Data excerpts
────
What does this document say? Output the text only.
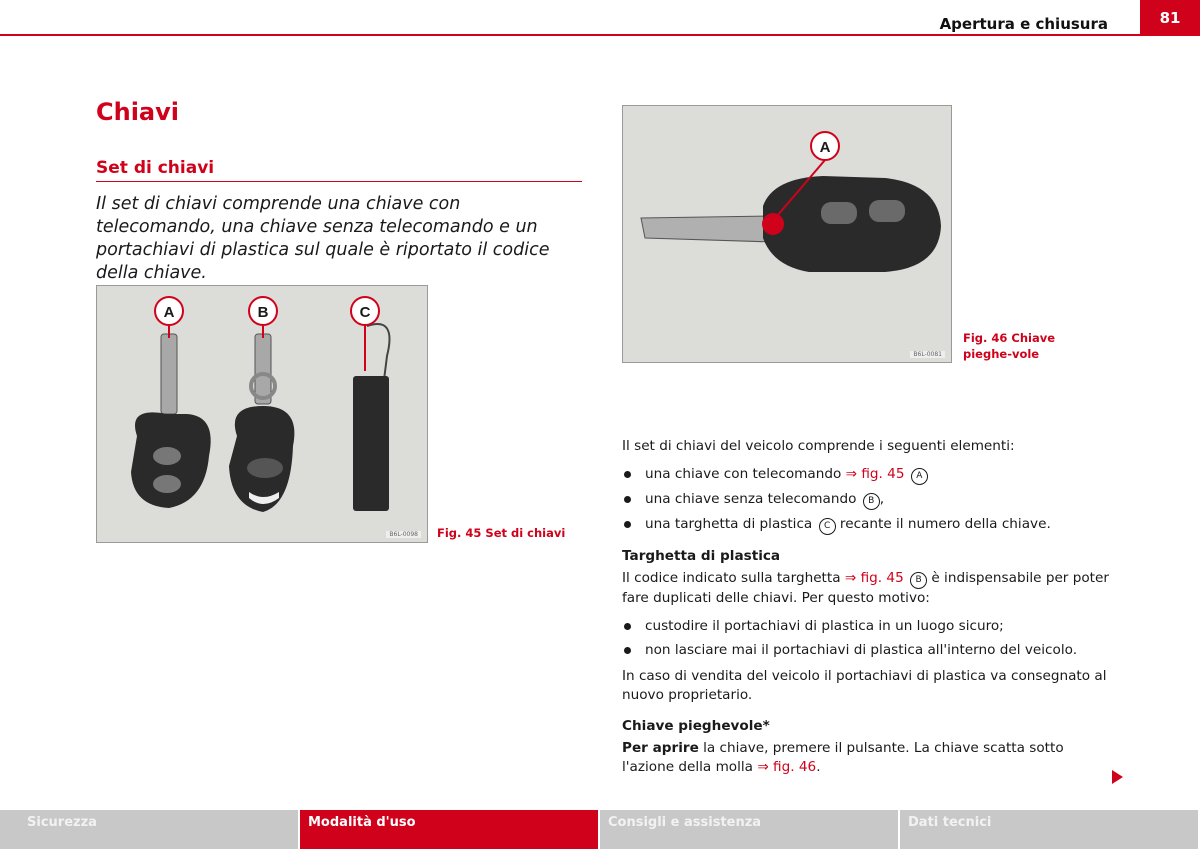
Apertura e chiusura	81
Chiavi
Set di chiavi
Il set di chiavi comprende una chiave con telecomando, una chiave senza telecomando e un portachiavi di plastica sul quale è riportato il codice della chiave.
A	B	C
B6L-0098 Fig. 45 Set di chiavi
A
B6L-0081
Fig. 46 Chiave pieghe-vole

Il set di chiavi del veicolo comprende i seguenti elementi:

una chiave con telecomando ⇒ fig. 45 A
una chiave senza telecomando B ,
una targhetta di plastica C recante il numero della chiave.
Targhetta di plastica

Il codice indicato sulla targhetta ⇒ fig. 45 B è indispensabile per poter fare duplicati delle chiavi. Per questo motivo:

custodire il portachiavi di plastica in un luogo sicuro;
non lasciare mai il portachiavi di plastica all'interno del veicolo.

In caso di vendita del veicolo il portachiavi di plastica va consegnato al nuovo proprietario.

Chiave pieghevole*

Per aprire la chiave, premere il pulsante. La chiave scatta sotto l'azione della molla ⇒ fig. 46.

Sicurezza	Modalità d'uso	Consigli e assistenza	Dati tecnici
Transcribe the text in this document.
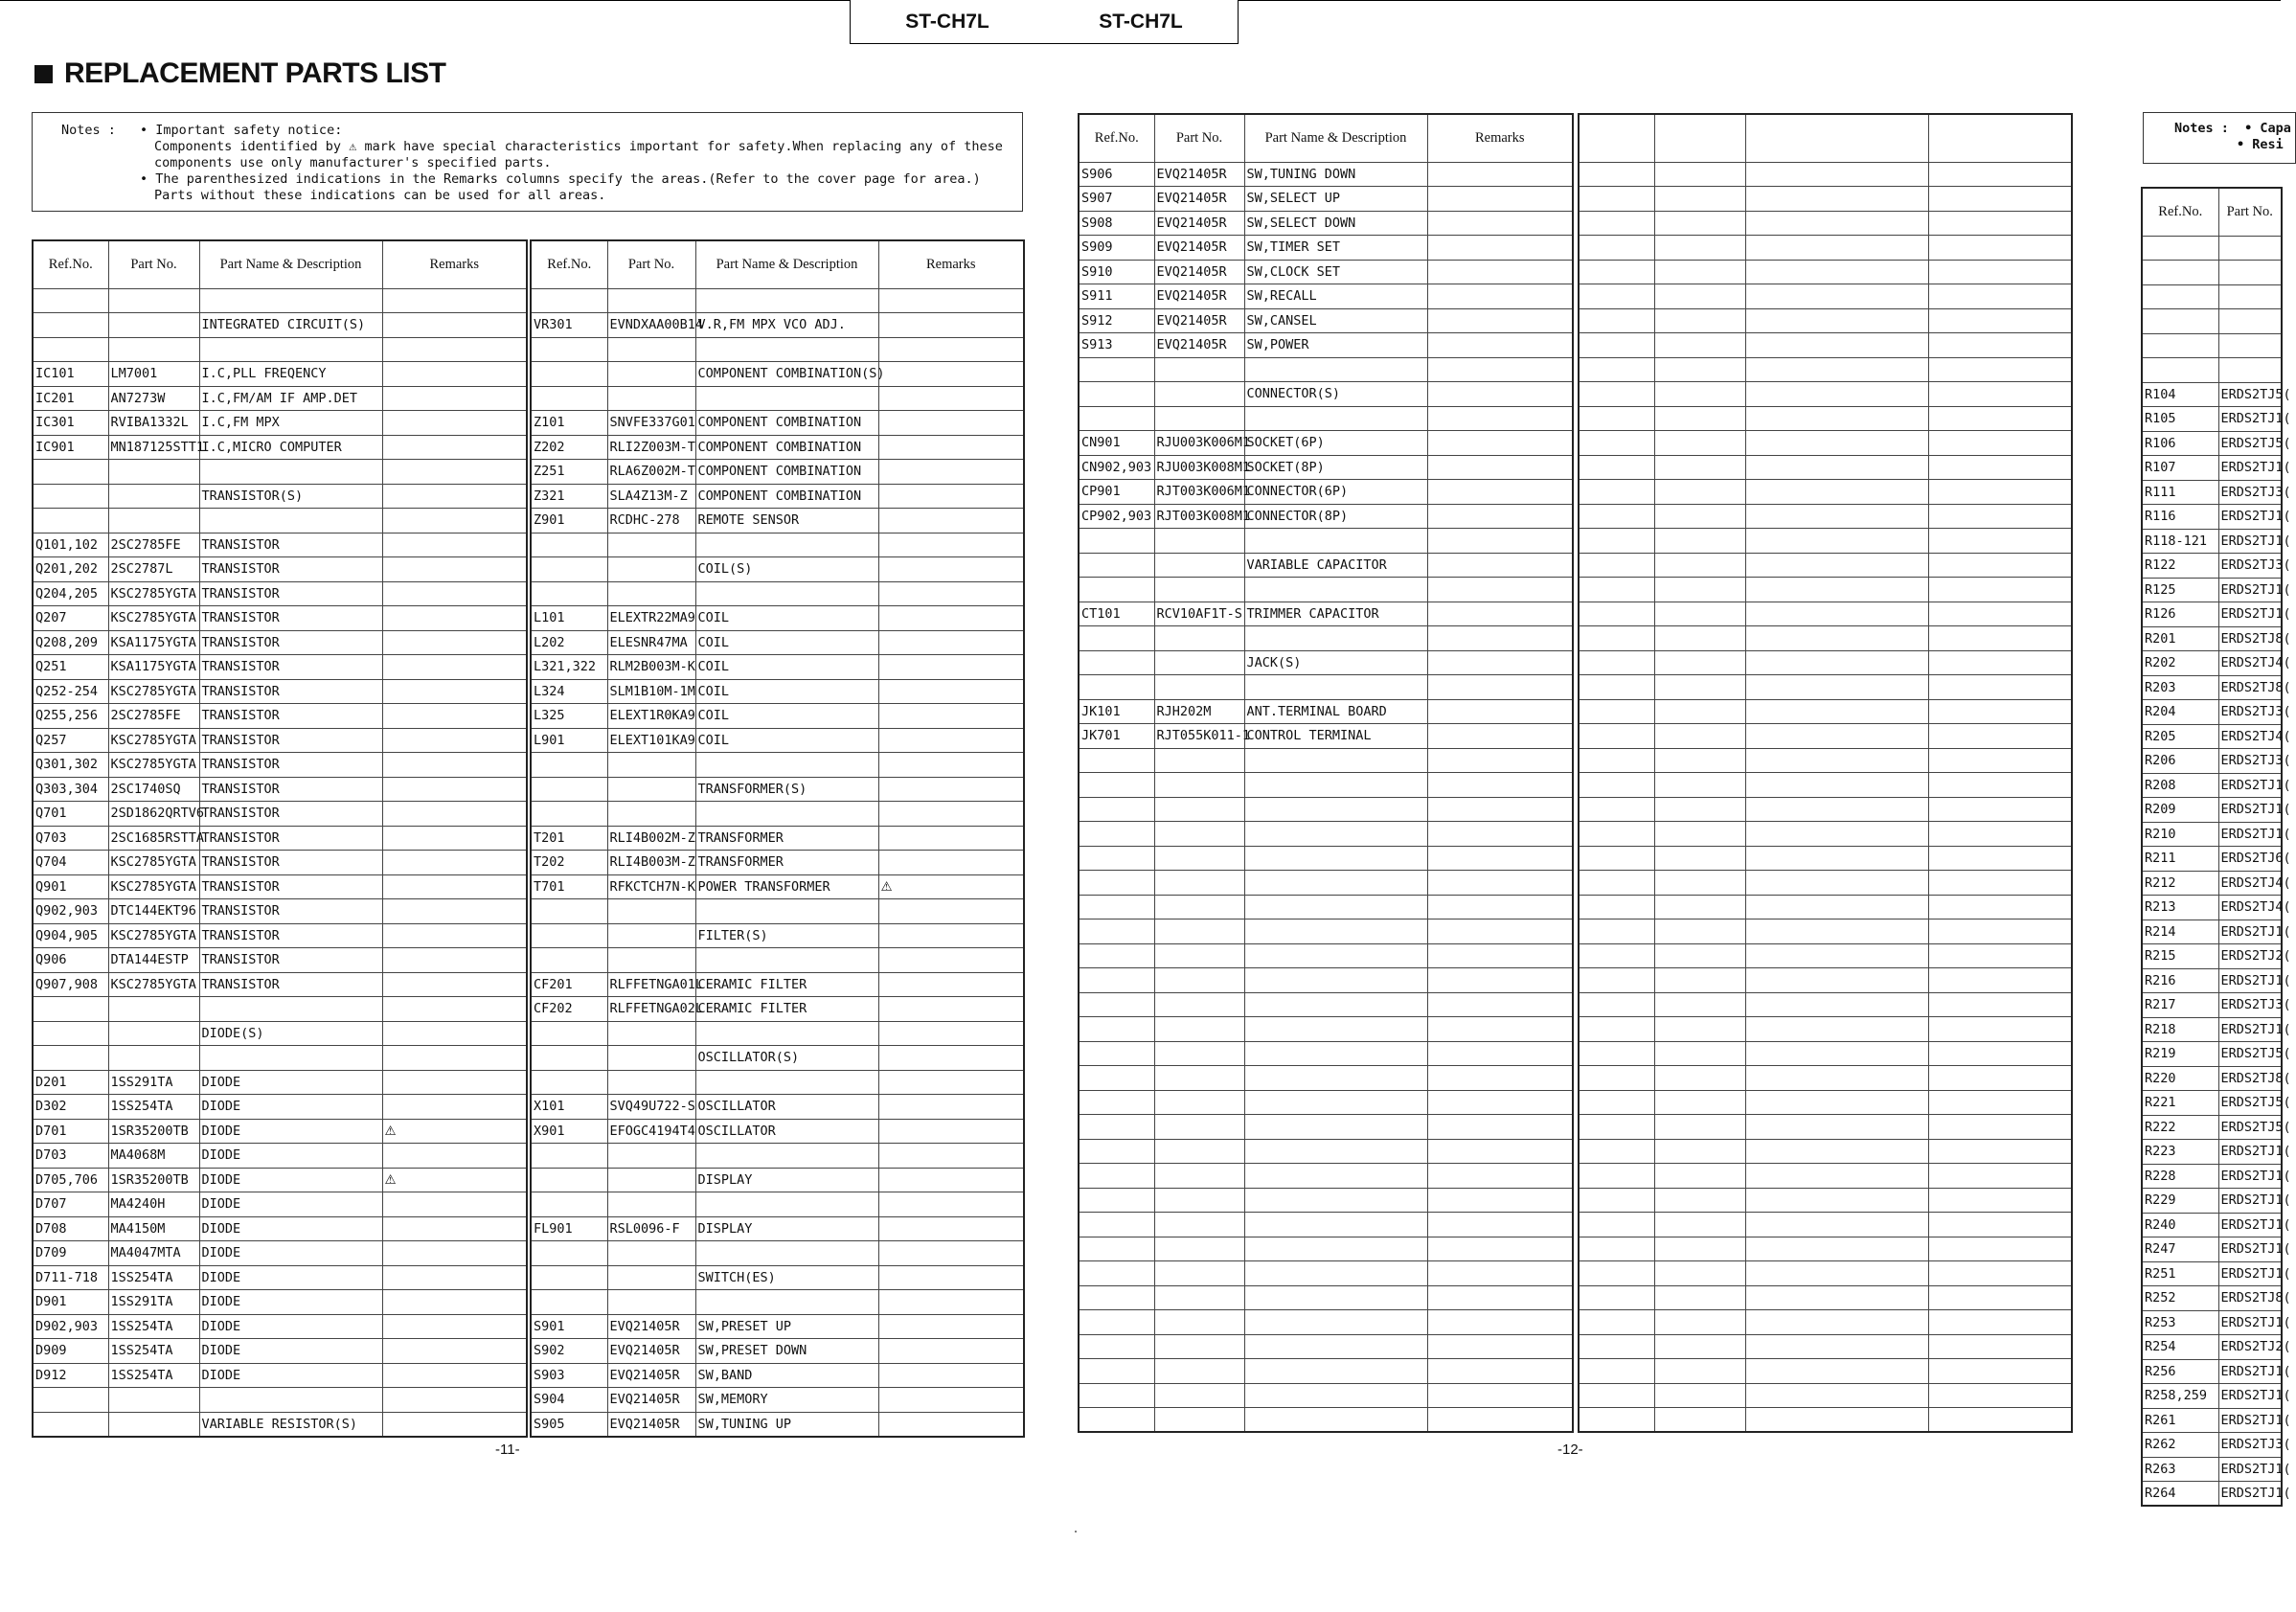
ST-CH7L	ST-CH7L
REPLACEMENT PARTS LIST
Notes : • Important safety notice:
Components identified by ⚠ mark have special characteristics important for safety.When replacing any of these
components use only manufacturer's specified parts.
• The parenthesized indications in the Remarks columns specify the areas.(Refer to the cover page for area.)
Parts without these indications can be used for all areas.
Notes : • Capa
• Resi
Ref.No.	Part No.	Part Name & Description	Remarks

		INTEGRATED CIRCUIT(S)	

IC101	LM7001	I.C,PLL FREQENCY	
IC201	AN7273W	I.C,FM/AM IF AMP.DET	
IC301	RVIBA1332L	I.C,FM MPX	
IC901	MN187125STT1	I.C,MICRO COMPUTER	

		TRANSISTOR(S)	

Q101,102	2SC2785FE	TRANSISTOR	
Q201,202	2SC2787L	TRANSISTOR	
Q204,205	KSC2785YGTA	TRANSISTOR	
Q207	KSC2785YGTA	TRANSISTOR	
Q208,209	KSA1175YGTA	TRANSISTOR	
Q251	KSA1175YGTA	TRANSISTOR	
Q252-254	KSC2785YGTA	TRANSISTOR	
Q255,256	2SC2785FE	TRANSISTOR	
Q257	KSC2785YGTA	TRANSISTOR	
Q301,302	KSC2785YGTA	TRANSISTOR	
Q303,304	2SC1740SQ	TRANSISTOR	
Q701	2SD1862QRTV6	TRANSISTOR	
Q703	2SC1685RSTTA	TRANSISTOR	
Q704	KSC2785YGTA	TRANSISTOR	
Q901	KSC2785YGTA	TRANSISTOR	
Q902,903	DTC144EKT96	TRANSISTOR	
Q904,905	KSC2785YGTA	TRANSISTOR	
Q906	DTA144ESTP	TRANSISTOR	
Q907,908	KSC2785YGTA	TRANSISTOR	

		DIODE(S)	

D201	1SS291TA	DIODE	
D302	1SS254TA	DIODE	
D701	1SR35200TB	DIODE	⚠
D703	MA4068M	DIODE	
D705,706	1SR35200TB	DIODE	⚠
D707	MA4240H	DIODE	
D708	MA4150M	DIODE	
D709	MA4047MTA	DIODE	
D711-718	1SS254TA	DIODE	
D901	1SS291TA	DIODE	
D902,903	1SS254TA	DIODE	
D909	1SS254TA	DIODE	
D912	1SS254TA	DIODE	

		VARIABLE RESISTOR(S)	
Ref.No.	Part No.	Part Name & Description	Remarks

VR301	EVNDXAA00B14	V.R,FM MPX VCO ADJ.	

		COMPONENT COMBINATION(S)	

Z101	SNVFE337G01	COMPONENT COMBINATION	
Z202	RLI2Z003M-T	COMPONENT COMBINATION	
Z251	RLA6Z002M-T	COMPONENT COMBINATION	
Z321	SLA4Z13M-Z	COMPONENT COMBINATION	
Z901	RCDHC-278	REMOTE SENSOR	

		COIL(S)	

L101	ELEXTR22MA9	COIL	
L202	ELESNR47MA	COIL	
L321,322	RLM2B003M-K	COIL	
L324	SLM1B10M-1M	COIL	
L325	ELEXT1R0KA9	COIL	
L901	ELEXT101KA9	COIL	

		TRANSFORMER(S)	

T201	RLI4B002M-Z	TRANSFORMER	
T202	RLI4B003M-Z	TRANSFORMER	
T701	RFKCTCH7N-K	POWER TRANSFORMER	⚠

		FILTER(S)	

CF201	RLFFETNGA01L	CERAMIC FILTER	
CF202	RLFFETNGA02L	CERAMIC FILTER	

		OSCILLATOR(S)	

X101	SVQ49U722-S	OSCILLATOR	
X901	EFOGC4194T4	OSCILLATOR	

		DISPLAY	

FL901	RSL0096-F	DISPLAY	

		SWITCH(ES)	

S901	EVQ21405R	SW,PRESET UP	
S902	EVQ21405R	SW,PRESET DOWN	
S903	EVQ21405R	SW,BAND	
S904	EVQ21405R	SW,MEMORY	
S905	EVQ21405R	SW,TUNING UP	
Ref.No.	Part No.	Part Name & Description	Remarks
S906	EVQ21405R	SW,TUNING DOWN	
S907	EVQ21405R	SW,SELECT UP	
S908	EVQ21405R	SW,SELECT DOWN	
S909	EVQ21405R	SW,TIMER SET	
S910	EVQ21405R	SW,CLOCK SET	
S911	EVQ21405R	SW,RECALL	
S912	EVQ21405R	SW,CANSEL	
S913	EVQ21405R	SW,POWER	

		CONNECTOR(S)	

CN901	RJU003K006M1	SOCKET(6P)	
CN902,903	RJU003K008M1	SOCKET(8P)	
CP901	RJT003K006M1	CONNECTOR(6P)	
CP902,903	RJT003K008M1	CONNECTOR(8P)	

		VARIABLE CAPACITOR	

CT101	RCV10AF1T-S	TRIMMER CAPACITOR	

		JACK(S)	

JK101	RJH202M	ANT.TERMINAL BOARD	
JK701	RJT055K011-1	CONTROL TERMINAL	

Ref.No.	Part No.

R104	ERDS2TJ5(
R105	ERDS2TJ1(
R106	ERDS2TJ5(
R107	ERDS2TJ1(
R111	ERDS2TJ3(
R116	ERDS2TJ1(
R118-121	ERDS2TJ1(
R122	ERDS2TJ3(
R125	ERDS2TJ1(
R126	ERDS2TJ1(
R201	ERDS2TJ8(
R202	ERDS2TJ4(
R203	ERDS2TJ8(
R204	ERDS2TJ3(
R205	ERDS2TJ4(
R206	ERDS2TJ3(
R208	ERDS2TJ1(
R209	ERDS2TJ1(
R210	ERDS2TJ1(
R211	ERDS2TJ6(
R212	ERDS2TJ4(
R213	ERDS2TJ4(
R214	ERDS2TJ1(
R215	ERDS2TJ2(
R216	ERDS2TJ1(
R217	ERDS2TJ3(
R218	ERDS2TJ1(
R219	ERDS2TJ5(
R220	ERDS2TJ8(
R221	ERDS2TJ5(
R222	ERDS2TJ5(
R223	ERDS2TJ1(
R228	ERDS2TJ1(
R229	ERDS2TJ1(
R240	ERDS2TJ1(
R247	ERDS2TJ1(
R251	ERDS2TJ1(
R252	ERDS2TJ8(
R253	ERDS2TJ1(
R254	ERDS2TJ2(
R256	ERDS2TJ1(
R258,259	ERDS2TJ1(
R261	ERDS2TJ1(
R262	ERDS2TJ3(
R263	ERDS2TJ1(
R264	ERDS2TJ1(
-11-	-12-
────
## What the task asks
Write out every line above exactly as it is, leaving out the pictures.

## Correct result
What does this document say? Output the text only.
Apertura e chiusura	81
Chiavi
Set di chiavi
Il set di chiavi comprende una chiave con telecomando, una chiave senza telecomando e un portachiavi di plastica sul quale è riportato il codice della chiave.
A	B	C
B6L-0098 Fig. 45 Set di chiavi
A
B6L-0081
Fig. 46 Chiave pieghe-vole

Il set di chiavi del veicolo comprende i seguenti elementi:

una chiave con telecomando ⇒ fig. 45 A
una chiave senza telecomando B ,
una targhetta di plastica C recante il numero della chiave.
Targhetta di plastica

Il codice indicato sulla targhetta ⇒ fig. 45 B è indispensabile per poter fare duplicati delle chiavi. Per questo motivo:

custodire il portachiavi di plastica in un luogo sicuro;
non lasciare mai il portachiavi di plastica all'interno del veicolo.

In caso di vendita del veicolo il portachiavi di plastica va consegnato al nuovo proprietario.

Chiave pieghevole*

Per aprire la chiave, premere il pulsante. La chiave scatta sotto l'azione della molla ⇒ fig. 46.

Sicurezza	Modalità d'uso	Consigli e assistenza	Dati tecnici
Transcribe the text in this document.
ST-CH7L	ST-CH7L
REPLACEMENT PARTS LIST
Notes : • Important safety notice:
Components identified by ⚠ mark have special characteristics important for safety.When replacing any of these
components use only manufacturer's specified parts.
• The parenthesized indications in the Remarks columns specify the areas.(Refer to the cover page for area.)
Parts without these indications can be used for all areas.
Notes : • Capa
• Resi
Ref.No.	Part No.	Part Name & Description	Remarks

		INTEGRATED CIRCUIT(S)	

IC101	LM7001	I.C,PLL FREQENCY	
IC201	AN7273W	I.C,FM/AM IF AMP.DET	
IC301	RVIBA1332L	I.C,FM MPX	
IC901	MN187125STT1	I.C,MICRO COMPUTER	

		TRANSISTOR(S)	

Q101,102	2SC2785FE	TRANSISTOR	
Q201,202	2SC2787L	TRANSISTOR	
Q204,205	KSC2785YGTA	TRANSISTOR	
Q207	KSC2785YGTA	TRANSISTOR	
Q208,209	KSA1175YGTA	TRANSISTOR	
Q251	KSA1175YGTA	TRANSISTOR	
Q252-254	KSC2785YGTA	TRANSISTOR	
Q255,256	2SC2785FE	TRANSISTOR	
Q257	KSC2785YGTA	TRANSISTOR	
Q301,302	KSC2785YGTA	TRANSISTOR	
Q303,304	2SC1740SQ	TRANSISTOR	
Q701	2SD1862QRTV6	TRANSISTOR	
Q703	2SC1685RSTTA	TRANSISTOR	
Q704	KSC2785YGTA	TRANSISTOR	
Q901	KSC2785YGTA	TRANSISTOR	
Q902,903	DTC144EKT96	TRANSISTOR	
Q904,905	KSC2785YGTA	TRANSISTOR	
Q906	DTA144ESTP	TRANSISTOR	
Q907,908	KSC2785YGTA	TRANSISTOR	

		DIODE(S)	

D201	1SS291TA	DIODE	
D302	1SS254TA	DIODE	
D701	1SR35200TB	DIODE	⚠
D703	MA4068M	DIODE	
D705,706	1SR35200TB	DIODE	⚠
D707	MA4240H	DIODE	
D708	MA4150M	DIODE	
D709	MA4047MTA	DIODE	
D711-718	1SS254TA	DIODE	
D901	1SS291TA	DIODE	
D902,903	1SS254TA	DIODE	
D909	1SS254TA	DIODE	
D912	1SS254TA	DIODE	

		VARIABLE RESISTOR(S)	
Ref.No.	Part No.	Part Name & Description	Remarks

VR301	EVNDXAA00B14	V.R,FM MPX VCO ADJ.	

		COMPONENT COMBINATION(S)	

Z101	SNVFE337G01	COMPONENT COMBINATION	
Z202	RLI2Z003M-T	COMPONENT COMBINATION	
Z251	RLA6Z002M-T	COMPONENT COMBINATION	
Z321	SLA4Z13M-Z	COMPONENT COMBINATION	
Z901	RCDHC-278	REMOTE SENSOR	

		COIL(S)	

L101	ELEXTR22MA9	COIL	
L202	ELESNR47MA	COIL	
L321,322	RLM2B003M-K	COIL	
L324	SLM1B10M-1M	COIL	
L325	ELEXT1R0KA9	COIL	
L901	ELEXT101KA9	COIL	

		TRANSFORMER(S)	

T201	RLI4B002M-Z	TRANSFORMER	
T202	RLI4B003M-Z	TRANSFORMER	
T701	RFKCTCH7N-K	POWER TRANSFORMER	⚠

		FILTER(S)	

CF201	RLFFETNGA01L	CERAMIC FILTER	
CF202	RLFFETNGA02L	CERAMIC FILTER	

		OSCILLATOR(S)	

X101	SVQ49U722-S	OSCILLATOR	
X901	EFOGC4194T4	OSCILLATOR	

		DISPLAY	

FL901	RSL0096-F	DISPLAY	

		SWITCH(ES)	

S901	EVQ21405R	SW,PRESET UP	
S902	EVQ21405R	SW,PRESET DOWN	
S903	EVQ21405R	SW,BAND	
S904	EVQ21405R	SW,MEMORY	
S905	EVQ21405R	SW,TUNING UP	
Ref.No.	Part No.	Part Name & Description	Remarks
S906	EVQ21405R	SW,TUNING DOWN	
S907	EVQ21405R	SW,SELECT UP	
S908	EVQ21405R	SW,SELECT DOWN	
S909	EVQ21405R	SW,TIMER SET	
S910	EVQ21405R	SW,CLOCK SET	
S911	EVQ21405R	SW,RECALL	
S912	EVQ21405R	SW,CANSEL	
S913	EVQ21405R	SW,POWER	

		CONNECTOR(S)	

CN901	RJU003K006M1	SOCKET(6P)	
CN902,903	RJU003K008M1	SOCKET(8P)	
CP901	RJT003K006M1	CONNECTOR(6P)	
CP902,903	RJT003K008M1	CONNECTOR(8P)	

		VARIABLE CAPACITOR	

CT101	RCV10AF1T-S	TRIMMER CAPACITOR	

		JACK(S)	

JK101	RJH202M	ANT.TERMINAL BOARD	
JK701	RJT055K011-1	CONTROL TERMINAL	

Ref.No.	Part No.

R104	ERDS2TJ5(
R105	ERDS2TJ1(
R106	ERDS2TJ5(
R107	ERDS2TJ1(
R111	ERDS2TJ3(
R116	ERDS2TJ1(
R118-121	ERDS2TJ1(
R122	ERDS2TJ3(
R125	ERDS2TJ1(
R126	ERDS2TJ1(
R201	ERDS2TJ8(
R202	ERDS2TJ4(
R203	ERDS2TJ8(
R204	ERDS2TJ3(
R205	ERDS2TJ4(
R206	ERDS2TJ3(
R208	ERDS2TJ1(
R209	ERDS2TJ1(
R210	ERDS2TJ1(
R211	ERDS2TJ6(
R212	ERDS2TJ4(
R213	ERDS2TJ4(
R214	ERDS2TJ1(
R215	ERDS2TJ2(
R216	ERDS2TJ1(
R217	ERDS2TJ3(
R218	ERDS2TJ1(
R219	ERDS2TJ5(
R220	ERDS2TJ8(
R221	ERDS2TJ5(
R222	ERDS2TJ5(
R223	ERDS2TJ1(
R228	ERDS2TJ1(
R229	ERDS2TJ1(
R240	ERDS2TJ1(
R247	ERDS2TJ1(
R251	ERDS2TJ1(
R252	ERDS2TJ8(
R253	ERDS2TJ1(
R254	ERDS2TJ2(
R256	ERDS2TJ1(
R258,259	ERDS2TJ1(
R261	ERDS2TJ1(
R262	ERDS2TJ3(
R263	ERDS2TJ1(
R264	ERDS2TJ1(
-11-	-12-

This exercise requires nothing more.